→ What needs to be done
Write out every entry word for word.

*** Data provided

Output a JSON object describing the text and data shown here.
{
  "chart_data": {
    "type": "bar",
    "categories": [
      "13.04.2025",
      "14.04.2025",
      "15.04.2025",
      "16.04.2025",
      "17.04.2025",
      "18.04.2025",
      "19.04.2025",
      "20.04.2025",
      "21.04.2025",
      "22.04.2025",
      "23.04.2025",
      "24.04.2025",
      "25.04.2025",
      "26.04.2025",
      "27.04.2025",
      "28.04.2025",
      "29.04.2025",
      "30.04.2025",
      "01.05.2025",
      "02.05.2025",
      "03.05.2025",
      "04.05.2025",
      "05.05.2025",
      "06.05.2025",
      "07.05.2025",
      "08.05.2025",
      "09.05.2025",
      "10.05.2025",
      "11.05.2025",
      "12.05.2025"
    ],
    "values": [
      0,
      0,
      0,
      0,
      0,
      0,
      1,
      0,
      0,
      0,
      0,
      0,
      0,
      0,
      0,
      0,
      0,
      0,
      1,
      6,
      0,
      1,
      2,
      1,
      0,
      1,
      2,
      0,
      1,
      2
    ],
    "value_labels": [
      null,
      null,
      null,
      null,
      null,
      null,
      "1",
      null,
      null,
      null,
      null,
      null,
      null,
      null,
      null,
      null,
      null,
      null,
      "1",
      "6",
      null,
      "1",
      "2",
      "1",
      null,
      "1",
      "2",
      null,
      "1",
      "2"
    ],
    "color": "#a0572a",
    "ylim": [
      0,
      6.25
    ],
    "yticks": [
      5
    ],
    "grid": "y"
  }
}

******

→ Correct response
Output a JSON object describing the text and data shown here.
{
  "chart_data": {
    "type": "bar",
    "categories": [
      "13.04.2025",
      "14.04.2025",
      "15.04.2025",
      "16.04.2025",
      "17.04.2025",
      "18.04.2025",
      "19.04.2025",
      "20.04.2025",
      "21.04.2025",
      "22.04.2025",
      "23.04.2025",
      "24.04.2025",
      "25.04.2025",
      "26.04.2025",
      "27.04.2025",
      "28.04.2025",
      "29.04.2025",
      "30.04.2025",
      "01.05.2025",
      "02.05.2025",
      "03.05.2025",
      "04.05.2025",
      "05.05.2025",
      "06.05.2025",
      "07.05.2025",
      "08.05.2025",
      "09.05.2025",
      "10.05.2025",
      "11.05.2025",
      "12.05.2025"
    ],
    "values": [
      0,
      0,
      0,
      0,
      0,
      0,
      1,
      0,
      0,
      0,
      0,
      0,
      0,
      0,
      0,
      0,
      0,
      0,
      1,
      6,
      0,
      1,
      2,
      1,
      0,
      1,
      2,
      0,
      1,
      2
    ],
    "value_labels": [
      null,
      null,
      null,
      null,
      null,
      null,
      "1",
      null,
      null,
      null,
      null,
      null,
      null,
      null,
      null,
      null,
      null,
      null,
      "1",
      "6",
      null,
      "1",
      "2",
      "1",
      null,
      "1",
      "2",
      null,
      "1",
      "2"
    ],
    "color": "#a0572a",
    "ylim": [
      0,
      6.25
    ],
    "yticks": [
      5
    ],
    "grid": "y"
  }
}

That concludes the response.